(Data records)
┄┄┄┄┄┄┄┄┄┄

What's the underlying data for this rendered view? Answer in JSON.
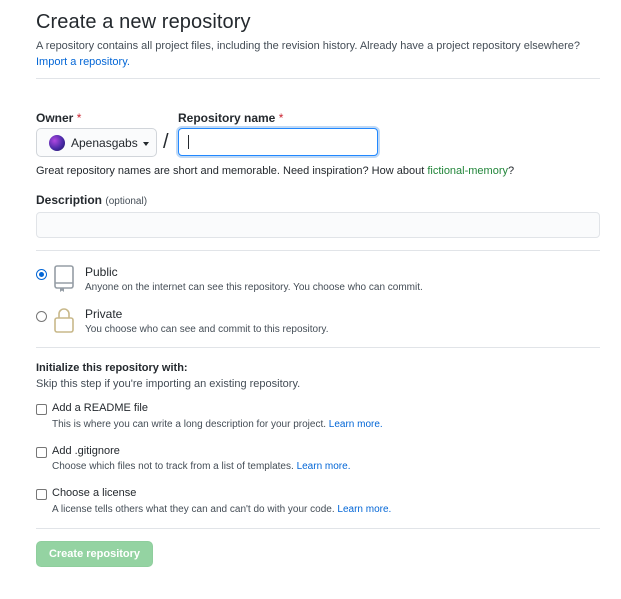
{
  "header": {
    "title": "Create a new repository",
    "subtitle_text": "A repository contains all project files, including the revision history. Already have a project repository elsewhere?",
    "import_link": "Import a repository."
  },
  "owner": {
    "label": "Owner",
    "required_mark": "*",
    "selected": "Apenasgabs"
  },
  "repo": {
    "label": "Repository name",
    "required_mark": "*",
    "value": "",
    "separator": "/"
  },
  "name_note": {
    "prefix": "Great repository names are short and memorable. Need inspiration? How about ",
    "suggestion": "fictional-memory",
    "suffix": "?"
  },
  "description": {
    "label": "Description",
    "optional": "(optional)",
    "value": ""
  },
  "visibility": {
    "selected": "public",
    "public_title": "Public",
    "public_desc": "Anyone on the internet can see this repository. You choose who can commit.",
    "private_title": "Private",
    "private_desc": "You choose who can see and commit to this repository."
  },
  "init": {
    "title": "Initialize this repository with:",
    "subtitle": "Skip this step if you're importing an existing repository.",
    "options": [
      {
        "title": "Add a README file",
        "desc": "This is where you can write a long description for your project.",
        "link": "Learn more.",
        "checked": false
      },
      {
        "title": "Add .gitignore",
        "desc": "Choose which files not to track from a list of templates.",
        "link": "Learn more.",
        "checked": false
      },
      {
        "title": "Choose a license",
        "desc": "A license tells others what they can and can't do with your code.",
        "link": "Learn more.",
        "checked": false
      }
    ]
  },
  "create_button": "Create repository",
  "colors": {
    "accent": "#0366d6",
    "create_button_disabled": "#94d3a2",
    "required": "#cb2431"
  }
}
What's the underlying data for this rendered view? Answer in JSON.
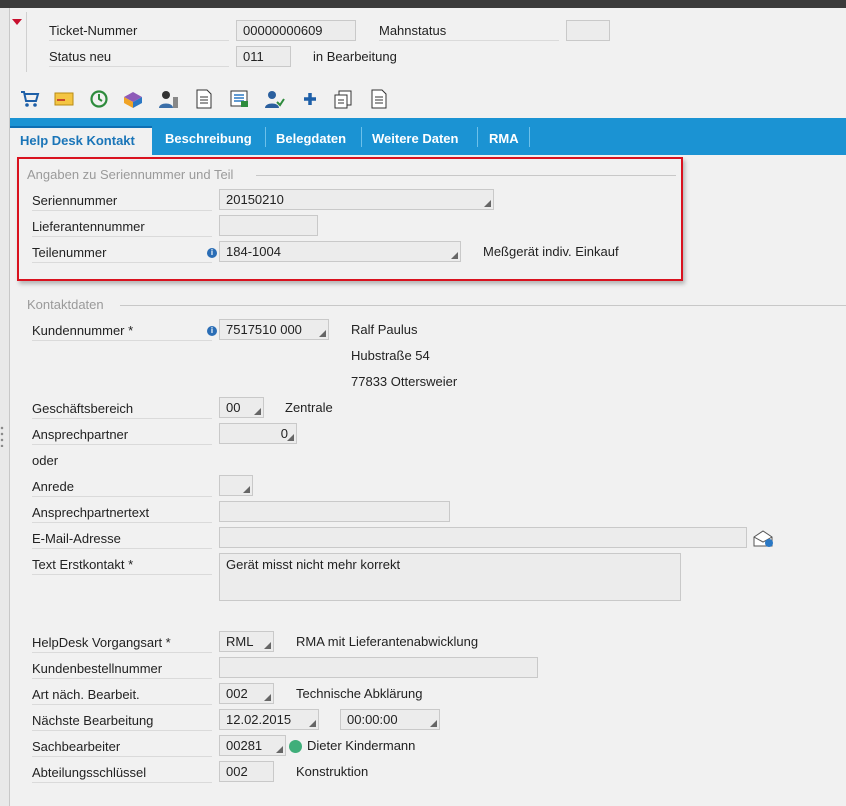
{
  "header": {
    "ticket_label": "Ticket-Nummer",
    "ticket_value": "00000000609",
    "mahnstatus_label": "Mahnstatus",
    "mahnstatus_value": "",
    "status_label": "Status neu",
    "status_value": "011",
    "status_text": "in Bearbeitung"
  },
  "toolbar": {
    "icons": [
      "cart-icon",
      "envelope-icon",
      "history-icon",
      "package-icon",
      "user-icon",
      "document-icon",
      "list-document-icon",
      "technician-icon",
      "plus-icon",
      "copy-document-icon",
      "page-icon"
    ]
  },
  "tabs": [
    "Help Desk Kontakt",
    "Beschreibung",
    "Belegdaten",
    "Weitere Daten",
    "RMA"
  ],
  "serial_group": {
    "title": "Angaben zu Seriennummer und Teil",
    "serial_label": "Seriennummer",
    "serial_value": "20150210",
    "supplier_label": "Lieferantennummer",
    "supplier_value": "",
    "part_label": "Teilenummer",
    "part_value": "184-1004",
    "part_desc": "Meßgerät indiv. Einkauf"
  },
  "contact": {
    "title": "Kontaktdaten",
    "customer_label": "Kundennummer *",
    "customer_value": "7517510 000",
    "customer_name": "Ralf Paulus",
    "customer_street": "Hubstraße 54",
    "customer_city": "77833 Ottersweier",
    "business_label": "Geschäftsbereich",
    "business_value": "00",
    "business_text": "Zentrale",
    "contact_label": "Ansprechpartner",
    "contact_value": "0",
    "or_label": "oder",
    "salutation_label": "Anrede",
    "salutation_value": "",
    "contacttext_label": "Ansprechpartnertext",
    "contacttext_value": "",
    "email_label": "E-Mail-Adresse",
    "email_value": "",
    "firsttext_label": "Text Erstkontakt *",
    "firsttext_value": "Gerät misst nicht mehr korrekt"
  },
  "process": {
    "type_label": "HelpDesk Vorgangsart *",
    "type_value": "RML",
    "type_text": "RMA mit Lieferantenabwicklung",
    "order_label": "Kundenbestellnummer",
    "order_value": "",
    "next_type_label": "Art näch. Bearbeit.",
    "next_type_value": "002",
    "next_type_text": "Technische Abklärung",
    "next_date_label": "Nächste Bearbeitung",
    "next_date_value": "12.02.2015",
    "next_time_value": "00:00:00",
    "agent_label": "Sachbearbeiter",
    "agent_value": "00281",
    "agent_name": "Dieter Kindermann",
    "dept_label": "Abteilungsschlüssel",
    "dept_value": "002",
    "dept_text": "Konstruktion"
  },
  "colors": {
    "tab_bar": "#1b93d3",
    "highlight_border": "#d9121f",
    "status_ok": "#3fae7a"
  }
}
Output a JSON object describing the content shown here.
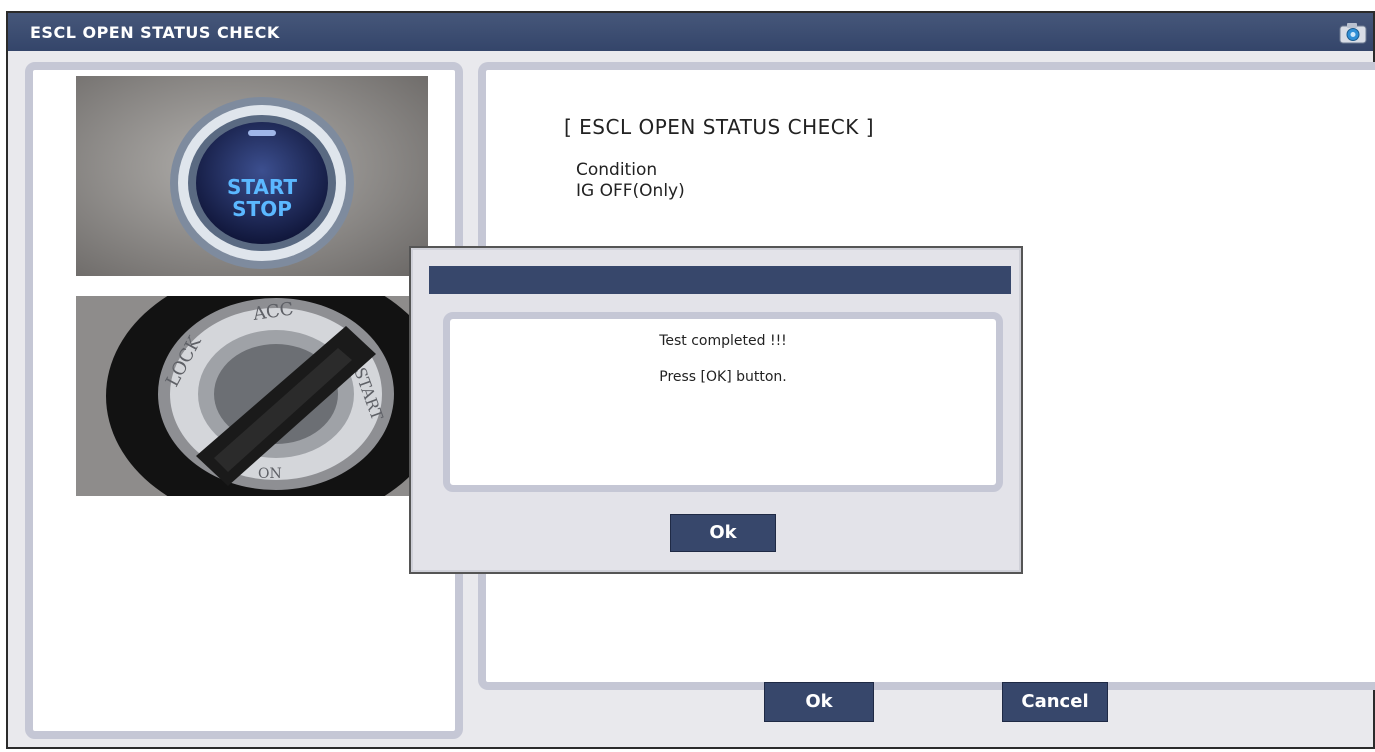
{
  "window": {
    "title": "ESCL OPEN STATUS CHECK",
    "camera_icon": "camera-icon"
  },
  "left_panel": {
    "images": [
      {
        "name": "start-stop-button-photo",
        "text": [
          "START",
          "STOP"
        ]
      },
      {
        "name": "ignition-key-photo",
        "text": [
          "LOCK",
          "ACC",
          "START",
          "ON"
        ]
      }
    ]
  },
  "right_panel": {
    "heading": "[ ESCL OPEN STATUS CHECK ]",
    "condition_label": "Condition",
    "condition_value": "IG OFF(Only)"
  },
  "buttons": {
    "ok": "Ok",
    "cancel": "Cancel"
  },
  "dialog": {
    "message_line1": "Test completed !!!",
    "message_line2": "Press [OK] button.",
    "ok_label": "Ok"
  },
  "colors": {
    "titlebar": "#37476b",
    "panel_border": "#c5c7d5",
    "button": "#37476b",
    "window_bg": "#e9e9ed"
  }
}
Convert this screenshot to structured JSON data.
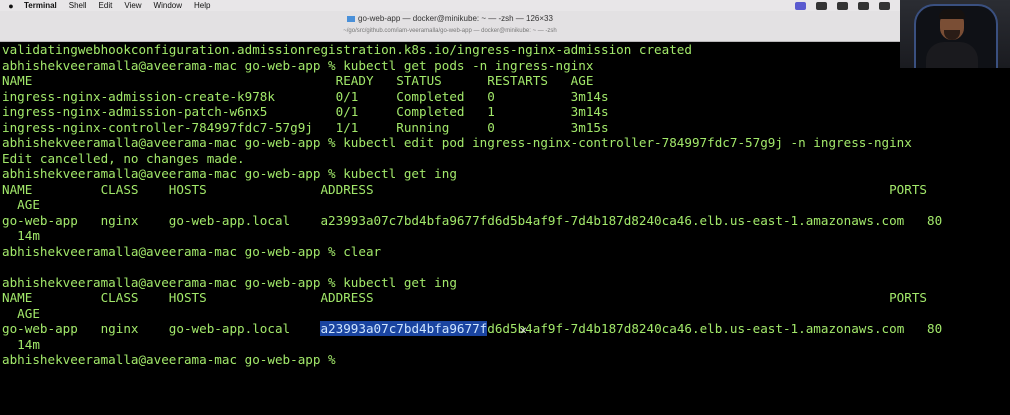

┄┄┄┄┄┄┄┄┄┄

▶ _SET TASK_: Report back each line of the entries that holds the string "with".

▶ _RESULT_:
    "title": "Initialize this repository with:",
        "desc": "A license tells others what they can and can't do with your code.",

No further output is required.